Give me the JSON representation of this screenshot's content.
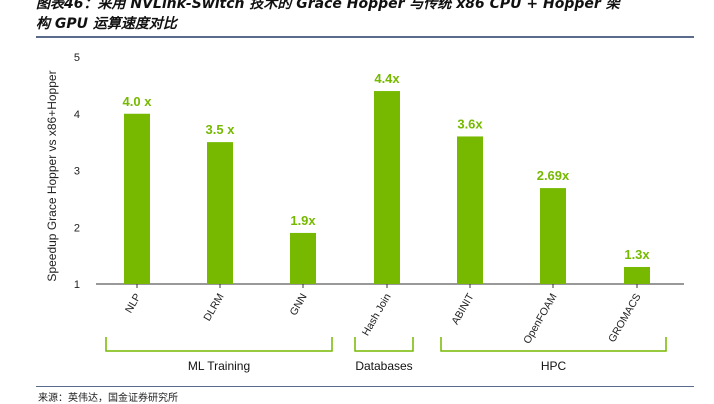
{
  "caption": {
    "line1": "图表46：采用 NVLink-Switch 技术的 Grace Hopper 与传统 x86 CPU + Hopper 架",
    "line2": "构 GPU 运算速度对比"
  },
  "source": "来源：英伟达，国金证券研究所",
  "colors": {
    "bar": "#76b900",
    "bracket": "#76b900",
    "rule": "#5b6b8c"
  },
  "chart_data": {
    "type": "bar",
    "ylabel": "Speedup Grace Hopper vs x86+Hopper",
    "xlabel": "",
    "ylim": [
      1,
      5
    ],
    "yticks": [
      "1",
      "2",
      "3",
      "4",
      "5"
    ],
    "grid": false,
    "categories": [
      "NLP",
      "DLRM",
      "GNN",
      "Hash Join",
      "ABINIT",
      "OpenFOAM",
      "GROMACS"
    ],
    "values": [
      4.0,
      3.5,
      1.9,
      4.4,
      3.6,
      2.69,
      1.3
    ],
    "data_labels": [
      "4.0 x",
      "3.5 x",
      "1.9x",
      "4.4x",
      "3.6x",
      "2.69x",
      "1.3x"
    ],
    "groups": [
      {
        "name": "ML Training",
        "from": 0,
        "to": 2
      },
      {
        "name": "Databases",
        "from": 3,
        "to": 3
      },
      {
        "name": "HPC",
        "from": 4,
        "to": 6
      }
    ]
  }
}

○ ○ ○ ○

TASK GOAL → Leave the pictures out and reproduce each record exactly as written.

ANSWER FOR THIS EXERCISE →
Give me the JSON representation of this screenshot's content.
{
  "caption": {
    "line1": "图表46：采用 NVLink-Switch 技术的 Grace Hopper 与传统 x86 CPU + Hopper 架",
    "line2": "构 GPU 运算速度对比"
  },
  "source": "来源：英伟达，国金证券研究所",
  "colors": {
    "bar": "#76b900",
    "bracket": "#76b900",
    "rule": "#5b6b8c"
  },
  "chart_data": {
    "type": "bar",
    "ylabel": "Speedup Grace Hopper vs x86+Hopper",
    "xlabel": "",
    "ylim": [
      1,
      5
    ],
    "yticks": [
      "1",
      "2",
      "3",
      "4",
      "5"
    ],
    "grid": false,
    "categories": [
      "NLP",
      "DLRM",
      "GNN",
      "Hash Join",
      "ABINIT",
      "OpenFOAM",
      "GROMACS"
    ],
    "values": [
      4.0,
      3.5,
      1.9,
      4.4,
      3.6,
      2.69,
      1.3
    ],
    "data_labels": [
      "4.0 x",
      "3.5 x",
      "1.9x",
      "4.4x",
      "3.6x",
      "2.69x",
      "1.3x"
    ],
    "groups": [
      {
        "name": "ML Training",
        "from": 0,
        "to": 2
      },
      {
        "name": "Databases",
        "from": 3,
        "to": 3
      },
      {
        "name": "HPC",
        "from": 4,
        "to": 6
      }
    ]
  }
}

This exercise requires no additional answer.